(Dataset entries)
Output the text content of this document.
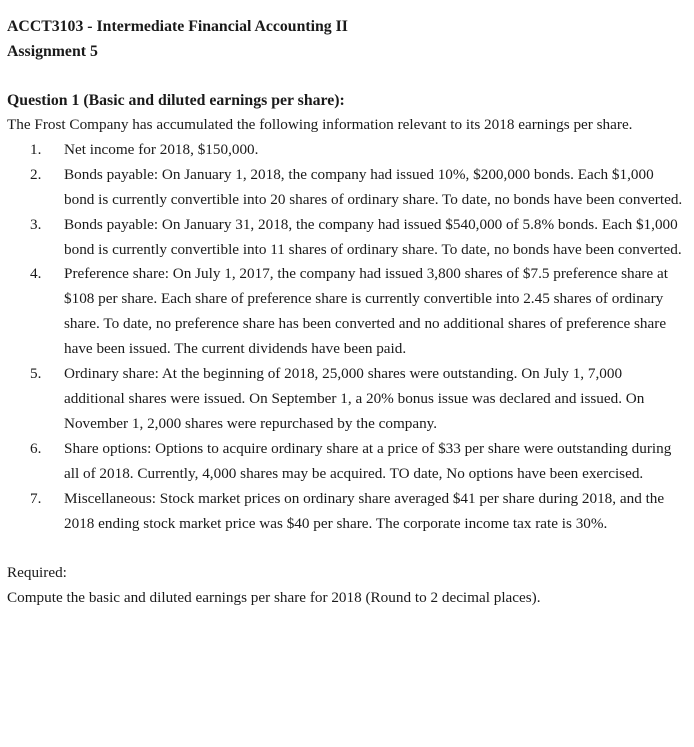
ACCT3103 - Intermediate Financial Accounting II
Assignment 5
Question 1 (Basic and diluted earnings per share):

The Frost Company has accumulated the following information relevant to its 2018 earnings per share.

1.	Net income for 2018, $150,000.
2.	Bonds payable: On January 1, 2018, the company had issued 10%, $200,000 bonds. Each $1,000 bond is currently convertible into 20 shares of ordinary share. To date, no bonds have been converted.
3.	Bonds payable: On January 31, 2018, the company had issued $540,000 of 5.8% bonds. Each $1,000 bond is currently convertible into 11 shares of ordinary share. To date, no bonds have been converted.
4.	Preference share: On July 1, 2017, the company had issued 3,800 shares of $7.5 preference share at $108 per share. Each share of preference share is currently convertible into 2.45 shares of ordinary share. To date, no preference share has been converted and no additional shares of preference share have been issued. The current dividends have been paid.
5.	Ordinary share: At the beginning of 2018, 25,000 shares were outstanding. On July 1, 7,000 additional shares were issued. On September 1, a 20% bonus issue was declared and issued. On November 1, 2,000 shares were repurchased by the company.
6.	Share options: Options to acquire ordinary share at a price of $33 per share were outstanding during all of 2018. Currently, 4,000 shares may be acquired. TO date, No options have been exercised.
7.	Miscellaneous: Stock market prices on ordinary share averaged $41 per share during 2018, and the 2018 ending stock market price was $40 per share. The corporate income tax rate is 30%.

Required:

Compute the basic and diluted earnings per share for 2018 (Round to 2 decimal places).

What you are asked to do:
The listing above must be printed again exactly, minus its pictures.

Solution to this problem:
Output the text content of this document.
ACCT3103 - Intermediate Financial Accounting II
Assignment 5
Question 1 (Basic and diluted earnings per share):

The Frost Company has accumulated the following information relevant to its 2018 earnings per share.

1.	Net income for 2018, $150,000.
2.	Bonds payable: On January 1, 2018, the company had issued 10%, $200,000 bonds. Each $1,000 bond is currently convertible into 20 shares of ordinary share. To date, no bonds have been converted.
3.	Bonds payable: On January 31, 2018, the company had issued $540,000 of 5.8% bonds. Each $1,000 bond is currently convertible into 11 shares of ordinary share. To date, no bonds have been converted.
4.	Preference share: On July 1, 2017, the company had issued 3,800 shares of $7.5 preference share at $108 per share. Each share of preference share is currently convertible into 2.45 shares of ordinary share. To date, no preference share has been converted and no additional shares of preference share have been issued. The current dividends have been paid.
5.	Ordinary share: At the beginning of 2018, 25,000 shares were outstanding. On July 1, 7,000 additional shares were issued. On September 1, a 20% bonus issue was declared and issued. On November 1, 2,000 shares were repurchased by the company.
6.	Share options: Options to acquire ordinary share at a price of $33 per share were outstanding during all of 2018. Currently, 4,000 shares may be acquired. TO date, No options have been exercised.
7.	Miscellaneous: Stock market prices on ordinary share averaged $41 per share during 2018, and the 2018 ending stock market price was $40 per share. The corporate income tax rate is 30%.

Required:

Compute the basic and diluted earnings per share for 2018 (Round to 2 decimal places).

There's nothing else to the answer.